Source records:

........

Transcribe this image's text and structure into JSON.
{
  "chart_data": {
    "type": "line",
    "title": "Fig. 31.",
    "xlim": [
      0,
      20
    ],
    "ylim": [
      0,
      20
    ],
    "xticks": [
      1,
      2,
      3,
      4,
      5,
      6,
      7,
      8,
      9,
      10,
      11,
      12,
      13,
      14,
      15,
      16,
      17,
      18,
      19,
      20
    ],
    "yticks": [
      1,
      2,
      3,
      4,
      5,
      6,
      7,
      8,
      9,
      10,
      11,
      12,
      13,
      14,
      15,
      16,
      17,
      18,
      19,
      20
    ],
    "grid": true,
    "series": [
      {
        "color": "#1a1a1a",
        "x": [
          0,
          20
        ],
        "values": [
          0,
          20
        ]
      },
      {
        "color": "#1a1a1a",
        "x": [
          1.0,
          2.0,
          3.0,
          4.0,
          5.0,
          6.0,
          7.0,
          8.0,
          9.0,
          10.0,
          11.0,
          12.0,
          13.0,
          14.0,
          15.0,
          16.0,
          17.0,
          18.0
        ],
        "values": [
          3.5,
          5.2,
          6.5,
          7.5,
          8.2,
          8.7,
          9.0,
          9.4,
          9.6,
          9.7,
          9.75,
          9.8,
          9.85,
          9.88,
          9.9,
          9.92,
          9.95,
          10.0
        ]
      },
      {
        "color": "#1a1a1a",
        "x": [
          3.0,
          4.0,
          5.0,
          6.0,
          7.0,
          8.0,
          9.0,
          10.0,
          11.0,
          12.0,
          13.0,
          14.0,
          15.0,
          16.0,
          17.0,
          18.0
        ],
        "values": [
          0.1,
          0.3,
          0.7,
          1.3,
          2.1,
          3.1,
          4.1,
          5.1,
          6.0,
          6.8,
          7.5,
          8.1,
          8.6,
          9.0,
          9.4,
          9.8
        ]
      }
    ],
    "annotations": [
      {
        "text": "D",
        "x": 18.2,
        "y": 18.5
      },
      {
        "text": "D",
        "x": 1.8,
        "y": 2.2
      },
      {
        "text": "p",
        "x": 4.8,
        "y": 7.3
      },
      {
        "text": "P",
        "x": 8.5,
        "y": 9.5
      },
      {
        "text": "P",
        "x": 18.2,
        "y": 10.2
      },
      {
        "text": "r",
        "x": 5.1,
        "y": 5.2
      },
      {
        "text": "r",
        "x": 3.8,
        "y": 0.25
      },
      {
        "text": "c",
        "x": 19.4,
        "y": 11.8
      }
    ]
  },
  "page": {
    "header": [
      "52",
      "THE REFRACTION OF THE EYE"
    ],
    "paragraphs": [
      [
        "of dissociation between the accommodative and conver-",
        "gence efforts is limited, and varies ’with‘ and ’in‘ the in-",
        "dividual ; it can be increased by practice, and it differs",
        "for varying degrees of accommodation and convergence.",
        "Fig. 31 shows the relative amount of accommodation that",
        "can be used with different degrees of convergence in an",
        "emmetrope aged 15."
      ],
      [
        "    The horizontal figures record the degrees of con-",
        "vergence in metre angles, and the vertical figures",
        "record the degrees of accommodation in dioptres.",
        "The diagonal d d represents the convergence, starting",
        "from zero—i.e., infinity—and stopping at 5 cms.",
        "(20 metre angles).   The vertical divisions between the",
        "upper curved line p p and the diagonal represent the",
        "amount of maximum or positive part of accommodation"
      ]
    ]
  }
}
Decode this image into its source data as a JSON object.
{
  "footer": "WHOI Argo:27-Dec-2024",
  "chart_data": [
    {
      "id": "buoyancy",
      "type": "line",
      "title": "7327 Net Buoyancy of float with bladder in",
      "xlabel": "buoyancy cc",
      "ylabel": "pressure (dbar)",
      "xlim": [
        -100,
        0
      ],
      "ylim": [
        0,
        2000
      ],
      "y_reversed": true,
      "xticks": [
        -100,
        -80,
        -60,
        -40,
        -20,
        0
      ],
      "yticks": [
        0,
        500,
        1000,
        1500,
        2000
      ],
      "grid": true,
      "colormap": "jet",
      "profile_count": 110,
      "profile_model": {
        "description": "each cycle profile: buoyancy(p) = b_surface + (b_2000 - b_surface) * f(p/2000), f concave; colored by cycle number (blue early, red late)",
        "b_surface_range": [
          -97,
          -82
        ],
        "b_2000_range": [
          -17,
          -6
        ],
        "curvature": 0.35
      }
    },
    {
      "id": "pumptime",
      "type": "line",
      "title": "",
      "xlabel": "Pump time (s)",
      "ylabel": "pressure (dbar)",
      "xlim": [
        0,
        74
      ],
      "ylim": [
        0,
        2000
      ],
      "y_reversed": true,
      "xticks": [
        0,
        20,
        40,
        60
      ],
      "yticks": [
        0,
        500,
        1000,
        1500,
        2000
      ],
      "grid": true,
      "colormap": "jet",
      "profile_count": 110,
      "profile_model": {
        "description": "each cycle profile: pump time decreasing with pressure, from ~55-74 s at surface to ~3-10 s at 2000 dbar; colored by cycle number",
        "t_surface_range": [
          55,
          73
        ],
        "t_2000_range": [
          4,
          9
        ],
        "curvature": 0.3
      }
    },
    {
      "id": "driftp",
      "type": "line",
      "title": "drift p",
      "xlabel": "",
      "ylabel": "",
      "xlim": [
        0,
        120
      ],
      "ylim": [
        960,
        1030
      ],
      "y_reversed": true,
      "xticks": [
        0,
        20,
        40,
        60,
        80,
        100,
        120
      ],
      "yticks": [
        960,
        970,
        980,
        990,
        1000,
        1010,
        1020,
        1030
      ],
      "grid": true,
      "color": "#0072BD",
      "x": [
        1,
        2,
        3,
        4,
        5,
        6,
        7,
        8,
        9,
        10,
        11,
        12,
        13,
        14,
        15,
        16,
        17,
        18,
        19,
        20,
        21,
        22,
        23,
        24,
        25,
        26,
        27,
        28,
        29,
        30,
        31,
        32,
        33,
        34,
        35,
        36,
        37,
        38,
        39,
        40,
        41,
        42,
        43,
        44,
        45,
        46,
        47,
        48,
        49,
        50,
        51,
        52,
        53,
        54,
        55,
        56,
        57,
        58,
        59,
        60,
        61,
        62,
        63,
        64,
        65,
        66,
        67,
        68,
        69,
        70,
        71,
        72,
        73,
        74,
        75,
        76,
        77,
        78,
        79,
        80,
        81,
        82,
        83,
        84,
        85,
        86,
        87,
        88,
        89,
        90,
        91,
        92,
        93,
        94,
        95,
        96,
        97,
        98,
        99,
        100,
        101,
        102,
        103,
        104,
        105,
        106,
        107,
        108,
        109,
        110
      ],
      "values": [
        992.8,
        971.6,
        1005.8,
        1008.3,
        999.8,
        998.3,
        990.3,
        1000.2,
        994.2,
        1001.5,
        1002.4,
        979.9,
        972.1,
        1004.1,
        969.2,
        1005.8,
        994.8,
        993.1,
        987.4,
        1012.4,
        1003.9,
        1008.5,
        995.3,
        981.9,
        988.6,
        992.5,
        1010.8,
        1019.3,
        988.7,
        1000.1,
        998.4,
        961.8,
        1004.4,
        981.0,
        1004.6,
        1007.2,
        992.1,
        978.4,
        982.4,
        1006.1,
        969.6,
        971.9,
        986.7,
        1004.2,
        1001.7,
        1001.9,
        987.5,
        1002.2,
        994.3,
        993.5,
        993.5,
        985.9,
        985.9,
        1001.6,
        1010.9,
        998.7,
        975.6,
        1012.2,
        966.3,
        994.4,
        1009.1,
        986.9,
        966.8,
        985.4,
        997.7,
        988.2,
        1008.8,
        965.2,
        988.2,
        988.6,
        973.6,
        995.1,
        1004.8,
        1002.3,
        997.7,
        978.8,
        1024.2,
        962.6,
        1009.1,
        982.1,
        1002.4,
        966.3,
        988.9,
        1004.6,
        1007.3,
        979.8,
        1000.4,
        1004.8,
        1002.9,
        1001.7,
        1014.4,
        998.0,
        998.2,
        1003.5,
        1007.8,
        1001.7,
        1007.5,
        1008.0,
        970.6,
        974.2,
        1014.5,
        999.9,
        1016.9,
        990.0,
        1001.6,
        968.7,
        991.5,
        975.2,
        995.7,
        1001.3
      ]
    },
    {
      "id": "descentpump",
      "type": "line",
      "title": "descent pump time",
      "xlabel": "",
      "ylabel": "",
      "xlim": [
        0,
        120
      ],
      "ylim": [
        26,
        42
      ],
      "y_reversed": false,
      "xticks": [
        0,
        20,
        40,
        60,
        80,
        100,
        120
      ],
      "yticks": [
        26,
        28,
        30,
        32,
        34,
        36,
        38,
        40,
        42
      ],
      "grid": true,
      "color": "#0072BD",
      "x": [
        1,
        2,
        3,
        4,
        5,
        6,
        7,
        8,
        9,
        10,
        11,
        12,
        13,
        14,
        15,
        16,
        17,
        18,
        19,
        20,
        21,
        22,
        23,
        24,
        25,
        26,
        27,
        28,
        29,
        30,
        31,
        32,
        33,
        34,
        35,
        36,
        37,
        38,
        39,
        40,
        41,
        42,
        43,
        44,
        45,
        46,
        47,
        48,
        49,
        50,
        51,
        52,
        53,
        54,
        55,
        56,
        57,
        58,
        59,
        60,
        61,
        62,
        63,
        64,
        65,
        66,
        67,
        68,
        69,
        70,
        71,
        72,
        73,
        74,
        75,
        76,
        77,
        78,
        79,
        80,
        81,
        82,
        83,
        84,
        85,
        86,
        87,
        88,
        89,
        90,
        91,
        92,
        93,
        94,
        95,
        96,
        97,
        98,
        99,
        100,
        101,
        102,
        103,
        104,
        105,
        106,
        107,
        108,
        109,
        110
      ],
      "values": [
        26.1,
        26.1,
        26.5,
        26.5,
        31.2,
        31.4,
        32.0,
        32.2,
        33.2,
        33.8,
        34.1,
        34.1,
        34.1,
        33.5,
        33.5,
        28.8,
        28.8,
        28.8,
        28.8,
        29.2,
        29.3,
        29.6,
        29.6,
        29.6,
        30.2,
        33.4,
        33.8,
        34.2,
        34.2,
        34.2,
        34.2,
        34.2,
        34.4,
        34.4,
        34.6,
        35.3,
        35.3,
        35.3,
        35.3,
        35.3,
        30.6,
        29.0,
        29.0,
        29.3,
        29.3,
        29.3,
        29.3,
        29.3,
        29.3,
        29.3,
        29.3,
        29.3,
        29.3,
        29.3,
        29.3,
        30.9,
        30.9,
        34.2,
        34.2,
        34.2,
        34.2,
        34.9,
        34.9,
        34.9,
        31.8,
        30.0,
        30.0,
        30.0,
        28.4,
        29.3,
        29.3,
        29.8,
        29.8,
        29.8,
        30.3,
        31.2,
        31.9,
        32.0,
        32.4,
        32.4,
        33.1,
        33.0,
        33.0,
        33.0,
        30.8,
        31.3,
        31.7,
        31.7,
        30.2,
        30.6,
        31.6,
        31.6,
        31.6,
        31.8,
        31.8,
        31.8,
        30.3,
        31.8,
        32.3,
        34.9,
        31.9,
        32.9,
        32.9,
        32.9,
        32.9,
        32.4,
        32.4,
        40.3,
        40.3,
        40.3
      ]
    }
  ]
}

........

Search the records for the word "figures", then list every line that has it.

Exercise answer:
        "    The horizontal figures record the degrees of con-",
        "vergence in metre angles, and the vertical figures",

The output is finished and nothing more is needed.